Data records:

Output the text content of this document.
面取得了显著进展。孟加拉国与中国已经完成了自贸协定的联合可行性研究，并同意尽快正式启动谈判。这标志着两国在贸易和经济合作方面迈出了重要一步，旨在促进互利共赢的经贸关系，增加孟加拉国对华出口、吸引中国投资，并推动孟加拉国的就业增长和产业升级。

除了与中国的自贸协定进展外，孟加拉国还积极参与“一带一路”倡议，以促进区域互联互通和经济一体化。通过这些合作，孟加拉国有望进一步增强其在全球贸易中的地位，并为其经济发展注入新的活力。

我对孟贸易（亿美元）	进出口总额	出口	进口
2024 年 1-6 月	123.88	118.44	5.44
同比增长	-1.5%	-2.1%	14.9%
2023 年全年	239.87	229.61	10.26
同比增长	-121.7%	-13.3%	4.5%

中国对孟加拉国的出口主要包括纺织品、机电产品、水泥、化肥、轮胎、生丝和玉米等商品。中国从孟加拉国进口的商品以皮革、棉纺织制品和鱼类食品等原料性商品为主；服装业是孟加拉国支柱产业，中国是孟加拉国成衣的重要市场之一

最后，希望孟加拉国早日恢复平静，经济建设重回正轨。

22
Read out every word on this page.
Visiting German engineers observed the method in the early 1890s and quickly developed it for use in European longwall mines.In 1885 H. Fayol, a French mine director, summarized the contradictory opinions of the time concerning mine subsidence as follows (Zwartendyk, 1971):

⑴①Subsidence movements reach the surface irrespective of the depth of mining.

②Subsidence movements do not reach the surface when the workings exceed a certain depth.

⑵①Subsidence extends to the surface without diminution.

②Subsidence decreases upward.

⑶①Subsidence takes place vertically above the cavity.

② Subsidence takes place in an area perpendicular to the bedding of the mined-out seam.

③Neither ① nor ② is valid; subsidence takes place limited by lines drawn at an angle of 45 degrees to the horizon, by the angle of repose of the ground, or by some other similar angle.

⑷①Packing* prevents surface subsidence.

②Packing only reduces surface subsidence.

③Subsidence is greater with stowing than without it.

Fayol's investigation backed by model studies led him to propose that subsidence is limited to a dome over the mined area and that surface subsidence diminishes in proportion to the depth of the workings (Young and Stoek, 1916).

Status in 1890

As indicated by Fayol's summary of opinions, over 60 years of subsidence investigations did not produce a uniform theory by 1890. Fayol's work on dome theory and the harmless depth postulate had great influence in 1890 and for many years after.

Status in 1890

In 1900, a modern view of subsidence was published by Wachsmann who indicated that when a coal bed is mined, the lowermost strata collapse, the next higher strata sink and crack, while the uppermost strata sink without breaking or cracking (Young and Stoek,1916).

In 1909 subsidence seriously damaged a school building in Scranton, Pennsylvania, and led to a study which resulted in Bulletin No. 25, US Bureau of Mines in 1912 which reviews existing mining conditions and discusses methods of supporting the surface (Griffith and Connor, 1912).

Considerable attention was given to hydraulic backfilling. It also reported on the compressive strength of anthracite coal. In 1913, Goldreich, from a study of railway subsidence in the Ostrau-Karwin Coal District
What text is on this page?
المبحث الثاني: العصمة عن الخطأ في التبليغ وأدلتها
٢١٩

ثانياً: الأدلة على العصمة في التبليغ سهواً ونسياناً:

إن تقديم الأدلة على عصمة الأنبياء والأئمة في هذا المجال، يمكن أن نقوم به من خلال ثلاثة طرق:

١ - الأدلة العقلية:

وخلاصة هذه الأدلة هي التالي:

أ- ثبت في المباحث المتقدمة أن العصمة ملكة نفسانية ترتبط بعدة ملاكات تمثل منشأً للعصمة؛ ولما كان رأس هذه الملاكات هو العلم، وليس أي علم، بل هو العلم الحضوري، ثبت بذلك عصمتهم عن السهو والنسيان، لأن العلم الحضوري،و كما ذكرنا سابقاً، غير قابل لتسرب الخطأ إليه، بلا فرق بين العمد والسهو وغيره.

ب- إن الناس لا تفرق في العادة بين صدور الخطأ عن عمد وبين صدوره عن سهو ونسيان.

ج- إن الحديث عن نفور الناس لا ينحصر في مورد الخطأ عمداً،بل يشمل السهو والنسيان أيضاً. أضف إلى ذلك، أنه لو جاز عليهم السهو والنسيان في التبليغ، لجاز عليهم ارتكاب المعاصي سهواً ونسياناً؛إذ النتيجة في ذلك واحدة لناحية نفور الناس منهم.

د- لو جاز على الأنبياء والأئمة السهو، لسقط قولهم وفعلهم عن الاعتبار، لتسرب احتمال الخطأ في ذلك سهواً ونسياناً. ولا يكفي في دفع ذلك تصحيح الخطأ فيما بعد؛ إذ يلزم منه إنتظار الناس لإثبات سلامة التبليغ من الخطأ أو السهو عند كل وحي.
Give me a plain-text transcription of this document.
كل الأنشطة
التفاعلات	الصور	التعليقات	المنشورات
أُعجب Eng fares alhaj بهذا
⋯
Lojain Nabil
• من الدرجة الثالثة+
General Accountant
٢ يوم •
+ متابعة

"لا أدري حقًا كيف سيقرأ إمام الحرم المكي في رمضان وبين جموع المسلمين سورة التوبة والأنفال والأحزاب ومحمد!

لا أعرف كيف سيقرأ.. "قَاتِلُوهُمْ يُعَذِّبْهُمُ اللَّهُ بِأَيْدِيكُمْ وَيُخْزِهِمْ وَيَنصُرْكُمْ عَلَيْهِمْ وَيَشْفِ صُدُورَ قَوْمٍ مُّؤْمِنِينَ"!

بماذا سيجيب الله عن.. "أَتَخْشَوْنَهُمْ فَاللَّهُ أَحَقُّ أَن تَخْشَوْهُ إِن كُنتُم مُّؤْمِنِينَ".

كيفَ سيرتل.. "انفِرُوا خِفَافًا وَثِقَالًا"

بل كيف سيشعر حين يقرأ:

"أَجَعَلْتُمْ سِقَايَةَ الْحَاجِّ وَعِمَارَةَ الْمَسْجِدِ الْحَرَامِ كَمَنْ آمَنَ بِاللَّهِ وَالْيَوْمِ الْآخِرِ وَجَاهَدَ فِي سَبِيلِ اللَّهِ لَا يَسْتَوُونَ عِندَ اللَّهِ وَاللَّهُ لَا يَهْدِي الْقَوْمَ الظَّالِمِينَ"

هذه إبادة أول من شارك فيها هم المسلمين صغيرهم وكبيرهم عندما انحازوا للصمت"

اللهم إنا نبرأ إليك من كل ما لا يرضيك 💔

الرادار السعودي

Aim ::
Give every line of the material again, exactly as it reads.

Complete output ::
Output the text content of this document.
面取得了显著进展。孟加拉国与中国已经完成了自贸协定的联合可行性研究，并同意尽快正式启动谈判。这标志着两国在贸易和经济合作方面迈出了重要一步，旨在促进互利共赢的经贸关系，增加孟加拉国对华出口、吸引中国投资，并推动孟加拉国的就业增长和产业升级。

除了与中国的自贸协定进展外，孟加拉国还积极参与“一带一路”倡议，以促进区域互联互通和经济一体化。通过这些合作，孟加拉国有望进一步增强其在全球贸易中的地位，并为其经济发展注入新的活力。

我对孟贸易（亿美元）	进出口总额	出口	进口
2024 年 1-6 月	123.88	118.44	5.44
同比增长	-1.5%	-2.1%	14.9%
2023 年全年	239.87	229.61	10.26
同比增长	-121.7%	-13.3%	4.5%

中国对孟加拉国的出口主要包括纺织品、机电产品、水泥、化肥、轮胎、生丝和玉米等商品。中国从孟加拉国进口的商品以皮革、棉纺织制品和鱼类食品等原料性商品为主；服装业是孟加拉国支柱产业，中国是孟加拉国成衣的重要市场之一

最后，希望孟加拉国早日恢复平静，经济建设重回正轨。

22
Read out every word on this page.
Visiting German engineers observed the method in the early 1890s and quickly developed it for use in European longwall mines.In 1885 H. Fayol, a French mine director, summarized the contradictory opinions of the time concerning mine subsidence as follows (Zwartendyk, 1971):

⑴①Subsidence movements reach the surface irrespective of the depth of mining.

②Subsidence movements do not reach the surface when the workings exceed a certain depth.

⑵①Subsidence extends to the surface without diminution.

②Subsidence decreases upward.

⑶①Subsidence takes place vertically above the cavity.

② Subsidence takes place in an area perpendicular to the bedding of the mined-out seam.

③Neither ① nor ② is valid; subsidence takes place limited by lines drawn at an angle of 45 degrees to the horizon, by the angle of repose of the ground, or by some other similar angle.

⑷①Packing* prevents surface subsidence.

②Packing only reduces surface subsidence.

③Subsidence is greater with stowing than without it.

Fayol's investigation backed by model studies led him to propose that subsidence is limited to a dome over the mined area and that surface subsidence diminishes in proportion to the depth of the workings (Young and Stoek, 1916).

Status in 1890

As indicated by Fayol's summary of opinions, over 60 years of subsidence investigations did not produce a uniform theory by 1890. Fayol's work on dome theory and the harmless depth postulate had great influence in 1890 and for many years after.

Status in 1890

In 1900, a modern view of subsidence was published by Wachsmann who indicated that when a coal bed is mined, the lowermost strata collapse, the next higher strata sink and crack, while the uppermost strata sink without breaking or cracking (Young and Stoek,1916).

In 1909 subsidence seriously damaged a school building in Scranton, Pennsylvania, and led to a study which resulted in Bulletin No. 25, US Bureau of Mines in 1912 which reviews existing mining conditions and discusses methods of supporting the surface (Griffith and Connor, 1912).

Considerable attention was given to hydraulic backfilling. It also reported on the compressive strength of anthracite coal. In 1913, Goldreich, from a study of railway subsidence in the Ostrau-Karwin Coal District
What text is on this page?
المبحث الثاني: العصمة عن الخطأ في التبليغ وأدلتها
٢١٩

ثانياً: الأدلة على العصمة في التبليغ سهواً ونسياناً:

إن تقديم الأدلة على عصمة الأنبياء والأئمة في هذا المجال، يمكن أن نقوم به من خلال ثلاثة طرق:

١ - الأدلة العقلية:

وخلاصة هذه الأدلة هي التالي:

أ- ثبت في المباحث المتقدمة أن العصمة ملكة نفسانية ترتبط بعدة ملاكات تمثل منشأً للعصمة؛ ولما كان رأس هذه الملاكات هو العلم، وليس أي علم، بل هو العلم الحضوري، ثبت بذلك عصمتهم عن السهو والنسيان، لأن العلم الحضوري،و كما ذكرنا سابقاً، غير قابل لتسرب الخطأ إليه، بلا فرق بين العمد والسهو وغيره.

ب- إن الناس لا تفرق في العادة بين صدور الخطأ عن عمد وبين صدوره عن سهو ونسيان.

ج- إن الحديث عن نفور الناس لا ينحصر في مورد الخطأ عمداً،بل يشمل السهو والنسيان أيضاً. أضف إلى ذلك، أنه لو جاز عليهم السهو والنسيان في التبليغ، لجاز عليهم ارتكاب المعاصي سهواً ونسياناً؛إذ النتيجة في ذلك واحدة لناحية نفور الناس منهم.

د- لو جاز على الأنبياء والأئمة السهو، لسقط قولهم وفعلهم عن الاعتبار، لتسرب احتمال الخطأ في ذلك سهواً ونسياناً. ولا يكفي في دفع ذلك تصحيح الخطأ فيما بعد؛ إذ يلزم منه إنتظار الناس لإثبات سلامة التبليغ من الخطأ أو السهو عند كل وحي.
Give me a plain-text transcription of this document.
كل الأنشطة
التفاعلات	الصور	التعليقات	المنشورات
أُعجب Eng fares alhaj بهذا
⋯
Lojain Nabil
• من الدرجة الثالثة+
General Accountant
٢ يوم •
+ متابعة

"لا أدري حقًا كيف سيقرأ إمام الحرم المكي في رمضان وبين جموع المسلمين سورة التوبة والأنفال والأحزاب ومحمد!

لا أعرف كيف سيقرأ.. "قَاتِلُوهُمْ يُعَذِّبْهُمُ اللَّهُ بِأَيْدِيكُمْ وَيُخْزِهِمْ وَيَنصُرْكُمْ عَلَيْهِمْ وَيَشْفِ صُدُورَ قَوْمٍ مُّؤْمِنِينَ"!

بماذا سيجيب الله عن.. "أَتَخْشَوْنَهُمْ فَاللَّهُ أَحَقُّ أَن تَخْشَوْهُ إِن كُنتُم مُّؤْمِنِينَ".

كيفَ سيرتل.. "انفِرُوا خِفَافًا وَثِقَالًا"

بل كيف سيشعر حين يقرأ:

"أَجَعَلْتُمْ سِقَايَةَ الْحَاجِّ وَعِمَارَةَ الْمَسْجِدِ الْحَرَامِ كَمَنْ آمَنَ بِاللَّهِ وَالْيَوْمِ الْآخِرِ وَجَاهَدَ فِي سَبِيلِ اللَّهِ لَا يَسْتَوُونَ عِندَ اللَّهِ وَاللَّهُ لَا يَهْدِي الْقَوْمَ الظَّالِمِينَ"

هذه إبادة أول من شارك فيها هم المسلمين صغيرهم وكبيرهم عندما انحازوا للصمت"

اللهم إنا نبرأ إليك من كل ما لا يرضيك 💔

الرادار السعودي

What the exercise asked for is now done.